> Given exercise
Count lines with "values" in them. Report only the total.

> Provided records
---+---
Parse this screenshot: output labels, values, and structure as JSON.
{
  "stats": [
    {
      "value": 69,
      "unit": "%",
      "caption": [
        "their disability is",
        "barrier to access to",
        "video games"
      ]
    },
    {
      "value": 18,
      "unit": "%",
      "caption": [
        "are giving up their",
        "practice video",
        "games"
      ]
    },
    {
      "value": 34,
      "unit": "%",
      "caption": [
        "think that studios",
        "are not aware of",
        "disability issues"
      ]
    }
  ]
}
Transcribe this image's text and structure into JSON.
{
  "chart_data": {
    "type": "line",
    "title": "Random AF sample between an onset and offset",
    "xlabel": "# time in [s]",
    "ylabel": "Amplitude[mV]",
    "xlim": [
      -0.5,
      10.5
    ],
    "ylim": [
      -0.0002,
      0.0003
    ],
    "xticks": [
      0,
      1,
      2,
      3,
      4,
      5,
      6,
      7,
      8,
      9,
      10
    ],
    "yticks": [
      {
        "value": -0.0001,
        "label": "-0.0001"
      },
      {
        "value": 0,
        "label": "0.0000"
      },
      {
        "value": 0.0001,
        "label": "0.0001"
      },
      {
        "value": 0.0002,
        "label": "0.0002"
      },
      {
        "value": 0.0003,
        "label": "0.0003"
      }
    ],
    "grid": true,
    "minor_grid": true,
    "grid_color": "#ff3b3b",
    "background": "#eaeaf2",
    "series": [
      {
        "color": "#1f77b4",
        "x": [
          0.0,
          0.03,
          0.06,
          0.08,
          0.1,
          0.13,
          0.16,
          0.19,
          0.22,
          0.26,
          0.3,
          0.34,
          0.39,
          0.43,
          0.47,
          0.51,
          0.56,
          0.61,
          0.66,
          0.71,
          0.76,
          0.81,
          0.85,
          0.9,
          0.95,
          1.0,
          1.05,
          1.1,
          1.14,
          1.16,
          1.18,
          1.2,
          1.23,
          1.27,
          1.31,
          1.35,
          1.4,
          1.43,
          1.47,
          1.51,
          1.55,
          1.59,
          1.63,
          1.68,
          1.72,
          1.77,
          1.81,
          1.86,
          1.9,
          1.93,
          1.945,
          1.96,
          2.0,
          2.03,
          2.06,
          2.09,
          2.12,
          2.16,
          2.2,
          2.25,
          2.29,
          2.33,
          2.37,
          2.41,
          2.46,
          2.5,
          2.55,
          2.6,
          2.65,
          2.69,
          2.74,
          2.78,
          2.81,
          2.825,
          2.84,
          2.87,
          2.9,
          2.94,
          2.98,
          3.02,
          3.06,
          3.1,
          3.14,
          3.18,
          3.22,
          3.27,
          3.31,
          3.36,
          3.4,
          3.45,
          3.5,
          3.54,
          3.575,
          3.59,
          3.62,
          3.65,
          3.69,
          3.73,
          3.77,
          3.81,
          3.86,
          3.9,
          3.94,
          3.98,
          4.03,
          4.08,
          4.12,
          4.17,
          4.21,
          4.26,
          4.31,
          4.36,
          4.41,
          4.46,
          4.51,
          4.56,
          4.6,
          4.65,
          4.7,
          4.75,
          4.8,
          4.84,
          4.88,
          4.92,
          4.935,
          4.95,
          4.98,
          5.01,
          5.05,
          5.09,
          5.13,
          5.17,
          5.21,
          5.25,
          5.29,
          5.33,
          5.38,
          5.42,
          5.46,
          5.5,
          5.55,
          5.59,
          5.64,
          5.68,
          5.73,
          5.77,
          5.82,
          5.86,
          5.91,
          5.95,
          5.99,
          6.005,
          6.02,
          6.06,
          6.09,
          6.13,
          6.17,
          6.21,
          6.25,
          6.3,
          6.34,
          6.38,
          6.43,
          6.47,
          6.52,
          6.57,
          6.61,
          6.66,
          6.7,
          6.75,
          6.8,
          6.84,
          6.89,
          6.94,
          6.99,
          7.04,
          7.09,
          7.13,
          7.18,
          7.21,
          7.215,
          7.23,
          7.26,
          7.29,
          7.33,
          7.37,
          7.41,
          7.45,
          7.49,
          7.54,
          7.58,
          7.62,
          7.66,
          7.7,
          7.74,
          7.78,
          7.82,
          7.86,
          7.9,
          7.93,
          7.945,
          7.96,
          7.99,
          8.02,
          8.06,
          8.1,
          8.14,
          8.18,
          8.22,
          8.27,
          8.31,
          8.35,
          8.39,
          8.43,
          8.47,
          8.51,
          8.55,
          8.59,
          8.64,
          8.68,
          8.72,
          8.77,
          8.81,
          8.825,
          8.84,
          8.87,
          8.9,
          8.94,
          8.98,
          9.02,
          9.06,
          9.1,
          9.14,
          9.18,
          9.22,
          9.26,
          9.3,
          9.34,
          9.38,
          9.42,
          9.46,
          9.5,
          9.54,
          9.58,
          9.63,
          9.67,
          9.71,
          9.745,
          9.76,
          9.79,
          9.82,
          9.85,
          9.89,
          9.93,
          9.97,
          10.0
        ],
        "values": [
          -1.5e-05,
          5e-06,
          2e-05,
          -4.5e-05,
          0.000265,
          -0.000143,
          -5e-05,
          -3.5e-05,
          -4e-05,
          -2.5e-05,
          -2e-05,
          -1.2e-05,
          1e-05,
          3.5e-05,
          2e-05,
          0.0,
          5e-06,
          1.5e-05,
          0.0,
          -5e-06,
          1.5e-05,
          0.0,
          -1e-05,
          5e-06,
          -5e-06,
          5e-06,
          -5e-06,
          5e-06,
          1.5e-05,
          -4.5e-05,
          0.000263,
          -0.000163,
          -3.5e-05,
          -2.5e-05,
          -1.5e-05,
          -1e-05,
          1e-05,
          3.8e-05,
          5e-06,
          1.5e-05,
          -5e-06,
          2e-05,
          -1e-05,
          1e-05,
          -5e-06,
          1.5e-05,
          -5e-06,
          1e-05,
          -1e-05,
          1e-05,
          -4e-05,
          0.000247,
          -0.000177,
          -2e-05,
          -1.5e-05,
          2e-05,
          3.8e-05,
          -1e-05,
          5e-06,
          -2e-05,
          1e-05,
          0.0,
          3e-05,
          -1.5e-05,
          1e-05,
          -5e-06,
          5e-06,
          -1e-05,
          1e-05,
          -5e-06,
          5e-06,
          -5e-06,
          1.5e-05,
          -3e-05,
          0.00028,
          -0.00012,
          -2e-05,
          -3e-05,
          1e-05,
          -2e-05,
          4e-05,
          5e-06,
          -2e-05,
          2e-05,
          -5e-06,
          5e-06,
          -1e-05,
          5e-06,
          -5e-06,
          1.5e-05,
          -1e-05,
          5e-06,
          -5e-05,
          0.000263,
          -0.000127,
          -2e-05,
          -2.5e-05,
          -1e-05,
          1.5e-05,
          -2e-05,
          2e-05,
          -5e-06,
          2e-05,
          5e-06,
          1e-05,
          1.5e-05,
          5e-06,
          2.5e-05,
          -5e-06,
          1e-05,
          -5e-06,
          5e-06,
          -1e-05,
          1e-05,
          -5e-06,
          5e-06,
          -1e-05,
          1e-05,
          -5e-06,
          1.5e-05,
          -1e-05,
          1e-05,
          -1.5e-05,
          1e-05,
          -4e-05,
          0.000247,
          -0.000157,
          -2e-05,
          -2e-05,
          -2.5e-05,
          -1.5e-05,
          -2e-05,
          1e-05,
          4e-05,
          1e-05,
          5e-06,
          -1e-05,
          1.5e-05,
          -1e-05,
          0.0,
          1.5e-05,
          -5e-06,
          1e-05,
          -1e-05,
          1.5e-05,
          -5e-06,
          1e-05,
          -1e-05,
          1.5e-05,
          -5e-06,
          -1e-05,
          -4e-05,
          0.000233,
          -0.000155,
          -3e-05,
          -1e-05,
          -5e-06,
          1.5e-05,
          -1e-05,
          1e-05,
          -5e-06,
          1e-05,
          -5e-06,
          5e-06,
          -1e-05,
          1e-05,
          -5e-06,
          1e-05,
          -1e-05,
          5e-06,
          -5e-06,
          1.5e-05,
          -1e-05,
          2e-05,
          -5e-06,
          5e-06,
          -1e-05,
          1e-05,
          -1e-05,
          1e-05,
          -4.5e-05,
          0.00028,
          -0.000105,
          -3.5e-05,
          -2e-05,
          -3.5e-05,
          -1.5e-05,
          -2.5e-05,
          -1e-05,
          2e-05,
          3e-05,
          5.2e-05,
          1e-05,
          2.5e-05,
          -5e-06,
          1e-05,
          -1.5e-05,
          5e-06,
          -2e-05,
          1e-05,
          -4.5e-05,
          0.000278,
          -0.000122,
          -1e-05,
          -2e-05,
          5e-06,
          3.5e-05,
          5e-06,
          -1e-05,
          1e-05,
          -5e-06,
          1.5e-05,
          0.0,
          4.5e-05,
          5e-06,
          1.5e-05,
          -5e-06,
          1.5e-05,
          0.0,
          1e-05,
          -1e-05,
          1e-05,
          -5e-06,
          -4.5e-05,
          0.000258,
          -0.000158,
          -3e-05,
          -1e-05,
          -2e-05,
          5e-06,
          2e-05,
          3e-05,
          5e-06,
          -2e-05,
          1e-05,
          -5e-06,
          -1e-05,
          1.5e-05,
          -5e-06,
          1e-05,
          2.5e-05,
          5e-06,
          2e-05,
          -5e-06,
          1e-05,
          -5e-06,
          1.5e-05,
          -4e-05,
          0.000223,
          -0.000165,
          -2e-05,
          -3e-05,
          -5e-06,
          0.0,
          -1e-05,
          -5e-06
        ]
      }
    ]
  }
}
---+---
> Result of the exercise
2